---------- Provided records

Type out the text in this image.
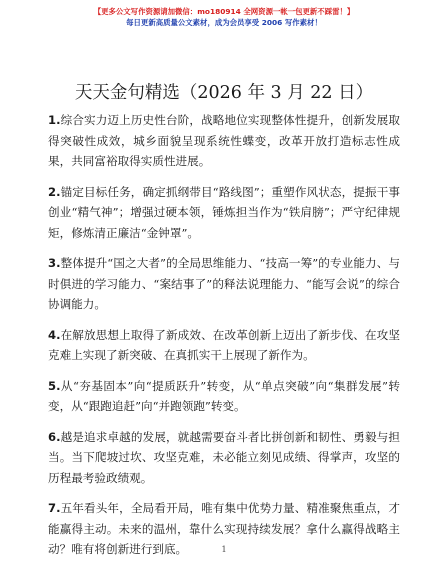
【更多公文写作资源请加微信：mo180914 全网资源一帐一包更新不踩雷！】
每日更新高质量公文素材，成为会员享受 2006 写作素材！
天天金句精选（2026 年 3 月 22 日）

1.综合实力迈上历史性台阶，战略地位实现整体性提升，创新发展取得突破性成效，城乡面貌呈现系统性蝶变，改革开放打造标志性成果，共同富裕取得实质性进展。

2.锚定目标任务，确定抓纲带目“路线图”；重塑作风状态，提振干事创业“精气神”；增强过硬本领，锤炼担当作为“铁肩膀”；严守纪律规矩，修炼清正廉洁“金钟罩”。

3.整体提升“国之大者”的全局思维能力、“技高一筹”的专业能力、与时俱进的学习能力、“案结事了”的释法说理能力、“能写会说”的综合协调能力。

4.在解放思想上取得了新成效、在改革创新上迈出了新步伐、在攻坚克难上实现了新突破、在真抓实干上展现了新作为。

5.从“夯基固本”向“提质跃升”转变，从“单点突破”向“集群发展”转变，从“跟跑追赶”向“并跑领跑”转变。

6.越是追求卓越的发展，就越需要奋斗者比拼创新和韧性、勇毅与担当。当下爬坡过坎、攻坚克难，未必能立刻见成绩、得掌声，攻坚的历程最考验政绩观。

7.五年看头年，全局看开局，唯有集中优势力量、精准聚焦重点，才能赢得主动。未来的温州，靠什么实现持续发展？拿什么赢得战略主动？唯有将创新进行到底。	1
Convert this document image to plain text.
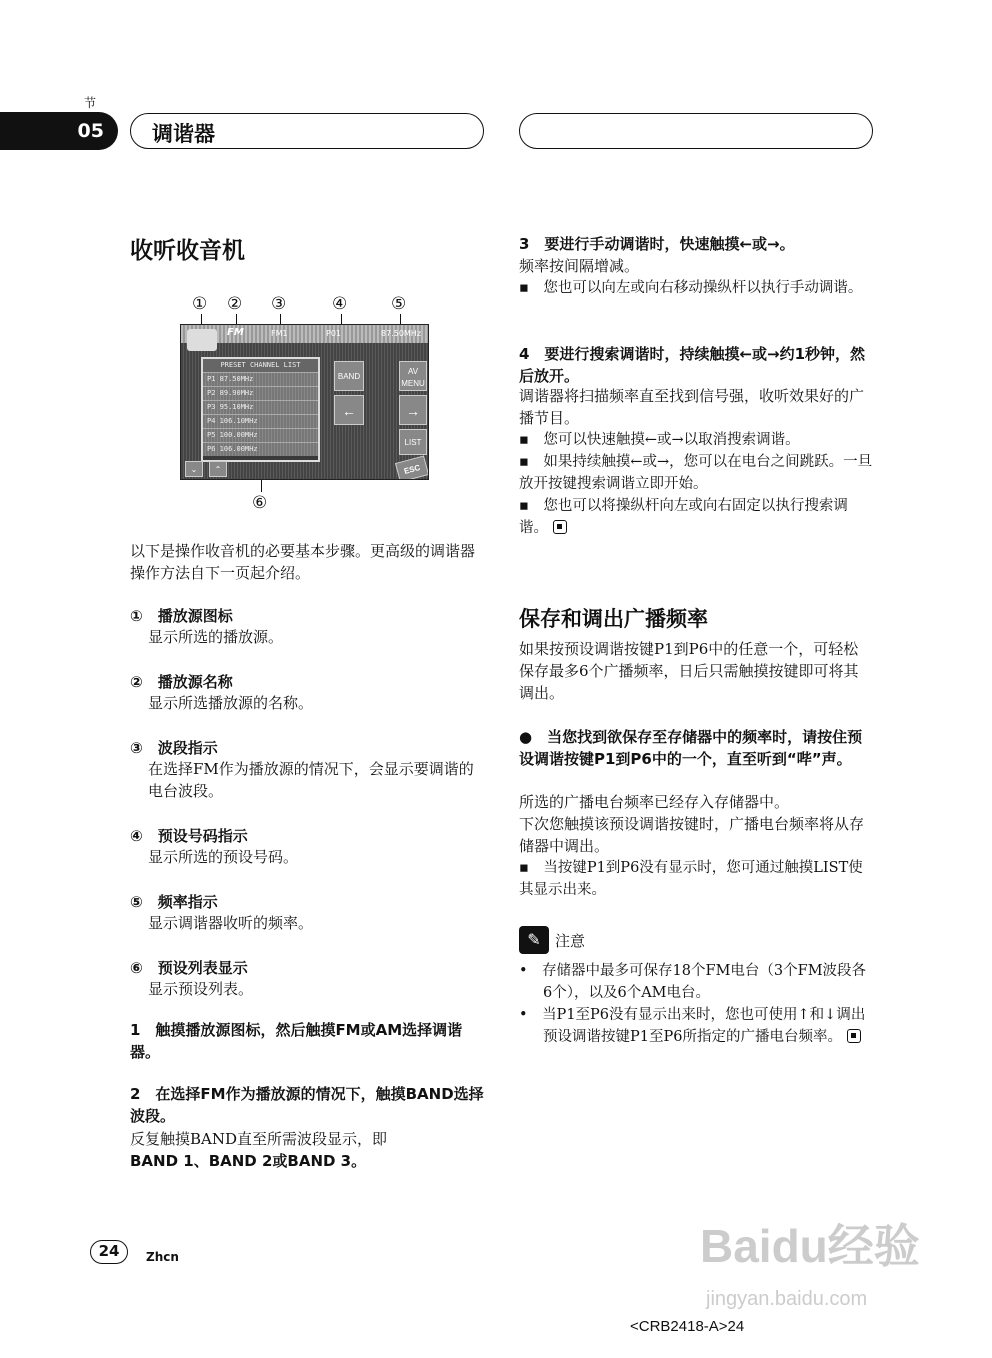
节
05	调谐器
收听收音机
① ② ③	④	⑤
⑥
FM	FM1	P01	87.50MHz
PRESET CHANNEL LIST
P1 87.50MHz
P2 89.90MHz
P3 95.10MHz
P4 106.10MHz
P5 100.00MHz
P6 106.00MHz
BAND
←
AV MENU
→
LIST
ESC
⌄	⌃
以下是操作收音机的必要基本步骤。更高级的调谐器操作方法自下一页起介绍。
①　 播放源图标
显示所选的播放源。
②　 播放源名称
显示所选播放源的名称。
③　 波段指示
在选择FM作为播放源的情况下，会显示要调谐的电台波段。
④　 预设号码指示
显示所选的预设号码。
⑤　 频率指示
显示调谐器收听的频率。
⑥　 预设列表显示
显示预设列表。
1　触摸播放源图标，然后触摸FM或AM选择调谐器。
2　在选择FM作为播放源的情况下，触摸BAND选择波段。
反复触摸BAND直至所需波段显示，即
BAND 1、BAND 2或BAND 3。
3　要进行手动调谐时，快速触摸←或→。
频率按间隔增减。
▪　您也可以向左或向右移动操纵杆以执行手动调谐。
4　要进行搜索调谐时，持续触摸←或→约1秒钟，然后放开。
调谐器将扫描频率直至找到信号强，收听效果好的广播节目。
▪　您可以快速触摸←或→以取消搜索调谐。
▪　如果持续触摸←或→，您可以在电台之间跳跃。一旦放开按键搜索调谐立即开始。
▪　您也可以将操纵杆向左或向右固定以执行搜索调谐。
保存和调出广播频率
如果按预设调谐按键P1到P6中的任意一个，可轻松保存最多6个广播频率，日后只需触摸按键即可将其调出。
●　当您找到欲保存至存储器中的频率时，请按住预设调谐按键P1到P6中的一个，直至听到“哔”声。
所选的广播电台频率已经存入存储器中。
下次您触摸该预设调谐按键时，广播电台频率将从存储器中调出。
▪　当按键P1到P6没有显示时，您可通过触摸LIST使其显示出来。
✎ 注意
•　存储器中最多可保存18个FM电台（3个FM波段各6个），以及6个AM电台。
•　当P1至P6没有显示出来时，您也可使用↑和↓调出预设调谐按键P1至P6所指定的广播电台频率。
24	Zhcn	Baidu经验
jingyan.baidu.com
<CRB2418-A>24
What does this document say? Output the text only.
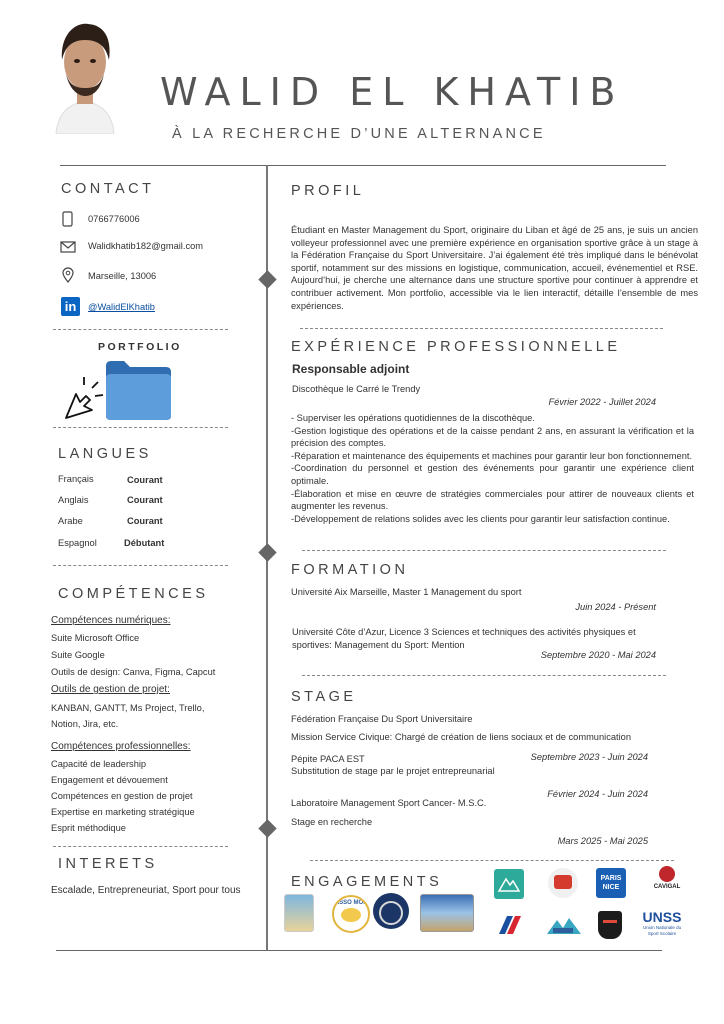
WALID EL KHATIB
À LA RECHERCHE D’UNE ALTERNANCE
CONTACT
0766776006
Walidkhatib182@gmail.com
Marseille, 13006
in	@WalidElKhatib
PORTFOLIO
LANGUES
Français	Courant
Anglais	Courant
Arabe	Courant
Espagnol	Débutant
COMPÉTENCES
Compétences numériques:
Suite Microsoft Office
Suite Google
Outils de design: Canva, Figma, Capcut
Outils de gestion de projet:
KANBAN, GANTT, Ms Project, Trello,
Notion, Jira, etc.
Compétences professionnelles:
Capacité de leadership
Engagement et dévouement
Compétences en gestion de projet
Expertise en marketing stratégique
Esprit méthodique
INTERETS
Escalade, Entrepreneuriat, Sport pour tous
PROFIL
Étudiant en Master Management du Sport, originaire du Liban et âgé de 25 ans, je suis un ancien volleyeur professionnel avec une première expérience en organisation sportive grâce à un stage à la Fédération Française du Sport Universitaire. J’ai également été très impliqué dans le bénévolat sportif, notamment sur des missions en logistique, communication, accueil, événementiel et RSE. Aujourd’hui, je cherche une alternance dans une structure sportive pour continuer à apprendre et contribuer activement. Mon portfolio, accessible via le lien interactif, détaille l’ensemble de mes expériences.
EXPÉRIENCE PROFESSIONNELLE
Responsable adjoint
Discothèque le Carré le Trendy
Février 2022 - Juillet 2024
- Superviser les opérations quotidiennes de la discothèque.
-Gestion logistique des opérations et de la caisse pendant 2 ans, en assurant la vérification et la précision des comptes.
-Réparation et maintenance des équipements et machines pour garantir leur bon fonctionnement.
-Coordination du personnel et gestion des événements pour garantir une expérience client optimale.
-Élaboration et mise en œuvre de stratégies commerciales pour attirer de nouveaux clients et augmenter les revenus.
-Développement de relations solides avec les clients pour garantir leur satisfaction continue.
FORMATION
Université Aix Marseille, Master 1 Management du sport
Juin 2024 - Présent
Université Côte d’Azur, Licence 3 Sciences et techniques des activités physiques et sportives: Management du Sport: Mention
Septembre 2020 - Mai 2024
STAGE
Fédération Française Du Sport Universitaire
Mission Service Civique: Chargé de création de liens sociaux et de communication
Septembre 2023 - Juin 2024
Pépite PACA EST
Substitution de stage par le projet entrepreunarial
Février 2024 - Juin 2024
Laboratoire Management Sport Cancer- M.S.C.
Stage en recherche
Mars 2025 - Mai 2025
ENGAGEMENTS
ASSO MOS
PARIS
NICE	CAVIGAL
UNSS
Union Nationale du Sport Scolaire
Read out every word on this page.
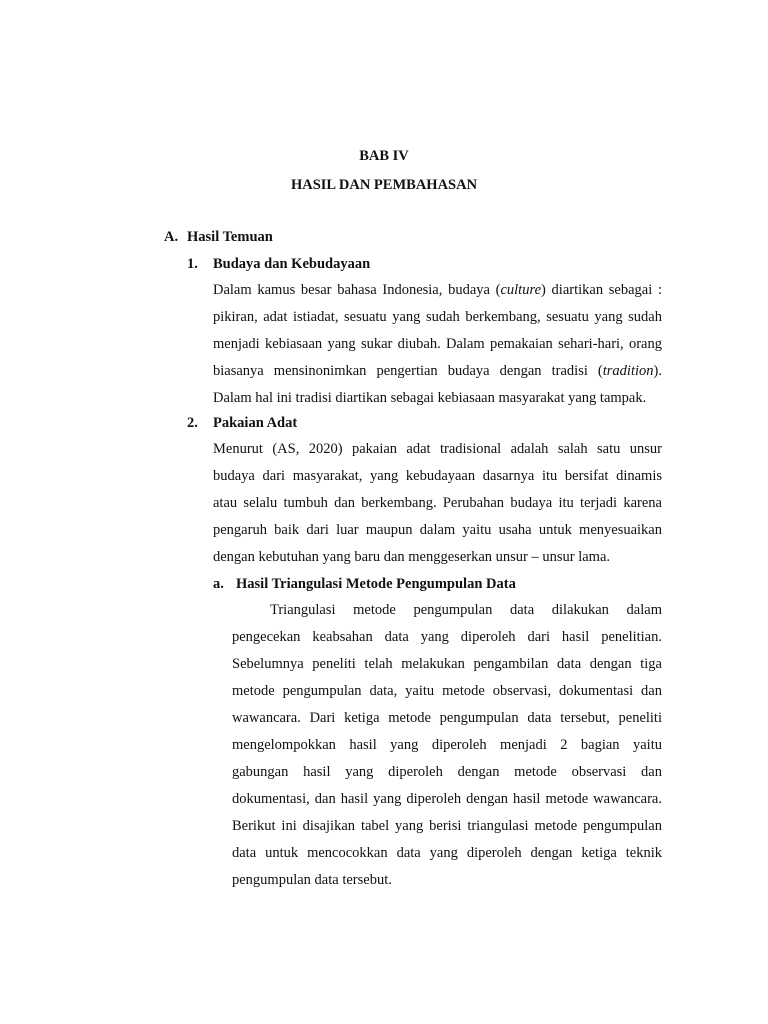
BAB IV
HASIL DAN PEMBAHASAN
A. Hasil Temuan
1. Budaya dan Kebudayaan
Dalam kamus besar bahasa Indonesia, budaya (culture) diartikan sebagai :
pikiran, adat istiadat, sesuatu yang sudah berkembang, sesuatu yang sudah
menjadi kebiasaan yang sukar diubah. Dalam pemakaian sehari-hari, orang
biasanya mensinonimkan pengertian budaya dengan tradisi (tradition).
Dalam hal ini tradisi diartikan sebagai kebiasaan masyarakat yang tampak.
2. Pakaian Adat
Menurut (AS, 2020) pakaian adat tradisional adalah salah satu unsur
budaya dari masyarakat, yang kebudayaan dasarnya itu bersifat dinamis
atau selalu tumbuh dan berkembang. Perubahan budaya itu terjadi karena
pengaruh baik dari luar maupun dalam yaitu usaha untuk menyesuaikan
dengan kebutuhan yang baru dan menggeserkan unsur – unsur lama.
a. Hasil Triangulasi Metode Pengumpulan Data
Triangulasi metode pengumpulan data dilakukan dalam
pengecekan keabsahan data yang diperoleh dari hasil penelitian.
Sebelumnya peneliti telah melakukan pengambilan data dengan tiga
metode pengumpulan data, yaitu metode observasi, dokumentasi dan
wawancara. Dari ketiga metode pengumpulan data tersebut, peneliti
mengelompokkan hasil yang diperoleh menjadi 2 bagian yaitu
gabungan hasil yang diperoleh dengan metode observasi dan
dokumentasi, dan hasil yang diperoleh dengan hasil metode wawancara.
Berikut ini disajikan tabel yang berisi triangulasi metode pengumpulan
data untuk mencocokkan data yang diperoleh dengan ketiga teknik
pengumpulan data tersebut.
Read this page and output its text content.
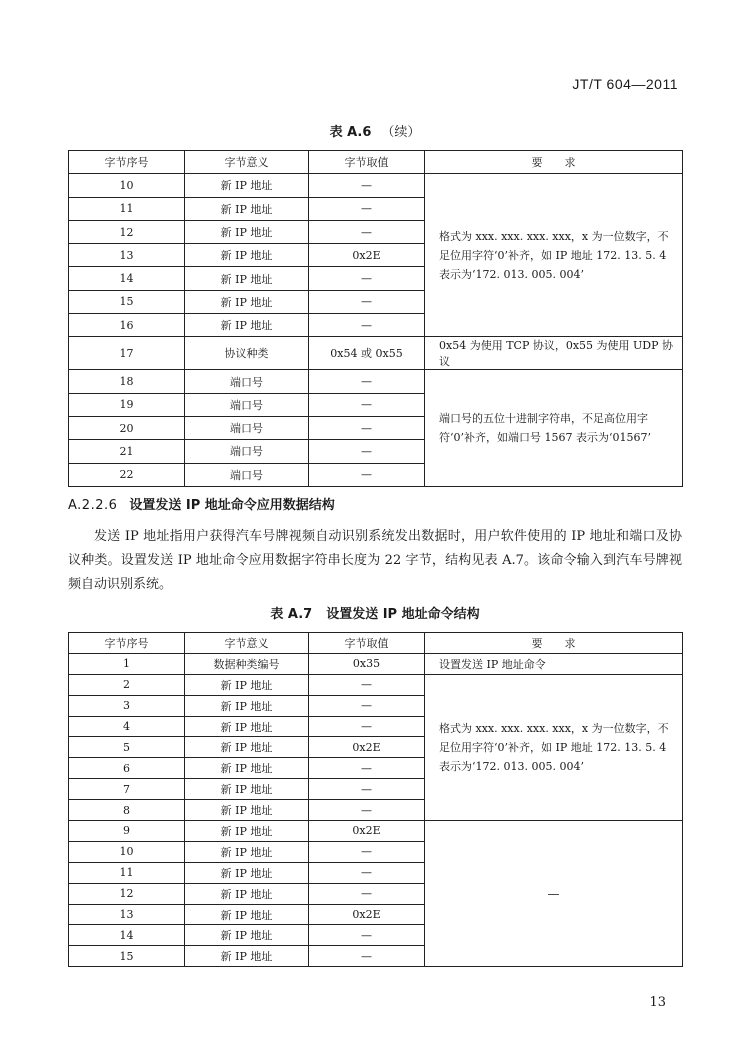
JT/T 604—2011
表 A.6 （续）
字节序号	字节意义	字节取值	要　　求
10	新 IP 地址	—	格式为 xxx. xxx. xxx. xxx，x 为一位数字，不足位用字符‘0’补齐，如 IP 地址 172. 13. 5. 4 表示为‘172. 013. 005. 004’
11	新 IP 地址	—	
12	新 IP 地址	—	
13	新 IP 地址	0x2E	
14	新 IP 地址	—	
15	新 IP 地址	—	
16	新 IP 地址	—	
17	协议种类	0x54 或 0x55	0x54 为使用 TCP 协议，0x55 为使用 UDP 协议
18	端口号	—	端口号的五位十进制字符串，不足高位用字符‘0’补齐，如端口号 1567 表示为‘01567’
19	端口号	—	
20	端口号	—	
21	端口号	—	
22	端口号	—	
A.2.2.6 设置发送 IP 地址命令应用数据结构
发送 IP 地址指用户获得汽车号牌视频自动识别系统发出数据时，用户软件使用的 IP 地址和端口及协议种类。设置发送 IP 地址命令应用数据字符串长度为 22 字节，结构见表 A.7。该命令输入到汽车号牌视频自动识别系统。
表 A.7 设置发送 IP 地址命令结构
字节序号	字节意义	字节取值	要　　求
1	数据种类编号	0x35	设置发送 IP 地址命令
2	新 IP 地址	—	格式为 xxx. xxx. xxx. xxx，x 为一位数字，不足位用字符‘0’补齐，如 IP 地址 172. 13. 5. 4 表示为‘172. 013. 005. 004’
3	新 IP 地址	—	
4	新 IP 地址	—	
5	新 IP 地址	0x2E	
6	新 IP 地址	—	
7	新 IP 地址	—	
8	新 IP 地址	—	
9	新 IP 地址	0x2E	—
10	新 IP 地址	—	
11	新 IP 地址	—	
12	新 IP 地址	—	
13	新 IP 地址	0x2E	
14	新 IP 地址	—	
15	新 IP 地址	—	
13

--------------------

With the pictures left out, please output each line from the one containing "Read this page and output its text content." through the end of the entries, exactly as it is.

Read this page and output its text content.
JT/T 604—2011
表 A.6 （续）
字节序号	字节意义	字节取值	要　　求
10	新 IP 地址	—	格式为 xxx. xxx. xxx. xxx，x 为一位数字，不足位用字符‘0’补齐，如 IP 地址 172. 13. 5. 4 表示为‘172. 013. 005. 004’
11	新 IP 地址	—	
12	新 IP 地址	—	
13	新 IP 地址	0x2E	
14	新 IP 地址	—	
15	新 IP 地址	—	
16	新 IP 地址	—	
17	协议种类	0x54 或 0x55	0x54 为使用 TCP 协议，0x55 为使用 UDP 协议
18	端口号	—	端口号的五位十进制字符串，不足高位用字符‘0’补齐，如端口号 1567 表示为‘01567’
19	端口号	—	
20	端口号	—	
21	端口号	—	
22	端口号	—	
A.2.2.6 设置发送 IP 地址命令应用数据结构
发送 IP 地址指用户获得汽车号牌视频自动识别系统发出数据时，用户软件使用的 IP 地址和端口及协议种类。设置发送 IP 地址命令应用数据字符串长度为 22 字节，结构见表 A.7。该命令输入到汽车号牌视频自动识别系统。
表 A.7 设置发送 IP 地址命令结构
字节序号	字节意义	字节取值	要　　求
1	数据种类编号	0x35	设置发送 IP 地址命令
2	新 IP 地址	—	格式为 xxx. xxx. xxx. xxx，x 为一位数字，不足位用字符‘0’补齐，如 IP 地址 172. 13. 5. 4 表示为‘172. 013. 005. 004’
3	新 IP 地址	—	
4	新 IP 地址	—	
5	新 IP 地址	0x2E	
6	新 IP 地址	—	
7	新 IP 地址	—	
8	新 IP 地址	—	
9	新 IP 地址	0x2E	—
10	新 IP 地址	—	
11	新 IP 地址	—	
12	新 IP 地址	—	
13	新 IP 地址	0x2E	
14	新 IP 地址	—	
15	新 IP 地址	—	
13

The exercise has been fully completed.